> TASK INSTRUCTIONS
Pick up the article on the Naver Vibe music streaming service below, and write what comes after its last sentence.

> SOURCE EXTRACT

=== Section Start ===

- Original author: Naver Corporation
- Release: Naver Music: March 25, 2002 Naver Vibe: June 25, 2018 (Ended: December 31, 2026, Merged with Spotify South Korea)
- Operating system: iOS Android Windows
- Platform: Cross-platform
- Available in: Korean
- Type: Music streaming
- License: Proprietary
- Website: Naver Vibe - ended service Spotify South Korea - successor service

= Naver Vibe =

Naver Vibe (Hangul:네이버 바이브) was a music streaming service developed by Naver Corporation. The service was operated alongside Naver's other music service, Naver Music (released: March 25, 2002), until the service ended on November 1, 2020 and merged with Vibe. Naver also operates another music service under its Japanese subsidiary, Line Corporation, called Line Music. It was the fifth-largest music streaming service in South Korea.
On December 31, 2026, the Naver Vibe service ended and merged with Spotify South Korea.

=== Section End ===

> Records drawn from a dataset
=== Section Start ===

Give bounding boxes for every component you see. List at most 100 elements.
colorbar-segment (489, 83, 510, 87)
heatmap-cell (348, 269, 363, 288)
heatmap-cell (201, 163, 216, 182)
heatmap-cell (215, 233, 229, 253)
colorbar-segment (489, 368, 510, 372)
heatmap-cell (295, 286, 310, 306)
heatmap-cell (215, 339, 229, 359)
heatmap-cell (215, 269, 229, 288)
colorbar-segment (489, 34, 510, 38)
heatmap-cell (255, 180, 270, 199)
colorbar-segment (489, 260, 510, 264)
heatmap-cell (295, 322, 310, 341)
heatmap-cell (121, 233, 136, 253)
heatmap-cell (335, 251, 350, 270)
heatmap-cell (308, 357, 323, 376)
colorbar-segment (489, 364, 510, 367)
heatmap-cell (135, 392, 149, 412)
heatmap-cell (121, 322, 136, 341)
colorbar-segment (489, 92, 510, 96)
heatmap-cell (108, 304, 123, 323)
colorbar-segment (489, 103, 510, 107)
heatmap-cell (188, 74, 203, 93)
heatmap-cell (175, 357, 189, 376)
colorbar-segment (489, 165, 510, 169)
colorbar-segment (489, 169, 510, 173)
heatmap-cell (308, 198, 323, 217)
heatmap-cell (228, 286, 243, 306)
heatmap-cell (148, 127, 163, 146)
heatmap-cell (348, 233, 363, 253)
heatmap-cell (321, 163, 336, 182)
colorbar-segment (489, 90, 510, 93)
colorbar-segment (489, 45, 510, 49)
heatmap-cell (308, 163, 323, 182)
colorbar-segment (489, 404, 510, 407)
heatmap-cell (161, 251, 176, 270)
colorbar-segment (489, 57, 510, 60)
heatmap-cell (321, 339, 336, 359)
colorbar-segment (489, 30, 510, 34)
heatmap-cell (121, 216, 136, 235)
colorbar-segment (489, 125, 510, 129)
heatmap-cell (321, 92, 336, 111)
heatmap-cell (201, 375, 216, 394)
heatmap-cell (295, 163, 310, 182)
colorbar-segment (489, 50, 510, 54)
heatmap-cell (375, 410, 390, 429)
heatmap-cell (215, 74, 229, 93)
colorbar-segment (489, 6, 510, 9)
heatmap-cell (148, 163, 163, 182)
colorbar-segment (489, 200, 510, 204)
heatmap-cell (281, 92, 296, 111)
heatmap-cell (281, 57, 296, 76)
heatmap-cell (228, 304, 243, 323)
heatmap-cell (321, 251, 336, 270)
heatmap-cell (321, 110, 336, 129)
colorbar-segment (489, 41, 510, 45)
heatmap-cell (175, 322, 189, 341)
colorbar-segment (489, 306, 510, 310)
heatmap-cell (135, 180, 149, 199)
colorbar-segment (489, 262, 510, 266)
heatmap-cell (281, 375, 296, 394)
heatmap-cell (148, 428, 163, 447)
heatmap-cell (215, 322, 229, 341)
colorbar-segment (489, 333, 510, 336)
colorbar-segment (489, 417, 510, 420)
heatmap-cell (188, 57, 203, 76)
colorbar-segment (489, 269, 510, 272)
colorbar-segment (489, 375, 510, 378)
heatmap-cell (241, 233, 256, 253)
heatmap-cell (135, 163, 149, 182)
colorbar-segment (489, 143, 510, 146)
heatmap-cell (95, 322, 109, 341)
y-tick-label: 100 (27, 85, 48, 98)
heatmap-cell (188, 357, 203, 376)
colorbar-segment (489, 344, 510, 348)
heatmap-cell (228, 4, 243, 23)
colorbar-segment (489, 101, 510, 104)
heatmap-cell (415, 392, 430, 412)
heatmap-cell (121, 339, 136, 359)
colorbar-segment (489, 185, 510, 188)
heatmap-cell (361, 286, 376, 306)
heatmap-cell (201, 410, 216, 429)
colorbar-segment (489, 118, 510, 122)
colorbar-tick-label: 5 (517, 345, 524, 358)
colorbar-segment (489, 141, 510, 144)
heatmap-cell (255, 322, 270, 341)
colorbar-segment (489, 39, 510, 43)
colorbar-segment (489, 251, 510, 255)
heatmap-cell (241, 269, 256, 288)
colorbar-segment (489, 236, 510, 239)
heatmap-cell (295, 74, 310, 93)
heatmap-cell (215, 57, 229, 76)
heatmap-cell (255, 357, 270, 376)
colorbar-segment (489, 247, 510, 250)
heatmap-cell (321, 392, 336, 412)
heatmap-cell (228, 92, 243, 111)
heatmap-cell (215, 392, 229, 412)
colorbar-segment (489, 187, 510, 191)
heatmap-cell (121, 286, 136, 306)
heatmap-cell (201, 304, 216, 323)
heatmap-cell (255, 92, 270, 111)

=== Section End ===

> EXERCISE RESPONSE
== Overview ==
Unlike Naver's other music service, Vibe relies on artificial intelligence to curate music, recommending songs based on the sound of the songs that users are listening to rather than what's popular on charts like Naver Music. Vibe also introduced a new payment system where users pay for the songs that they listen to rather than paying a monthly fee. It also revamped the way it compensated artists by adopting a similar payment model to that used by Spotify and Apple Music, where they are paid proportionally to the volume of their music streamed.

==See also==
- Spotify - successor service
- Line Music
- Melon (online music service)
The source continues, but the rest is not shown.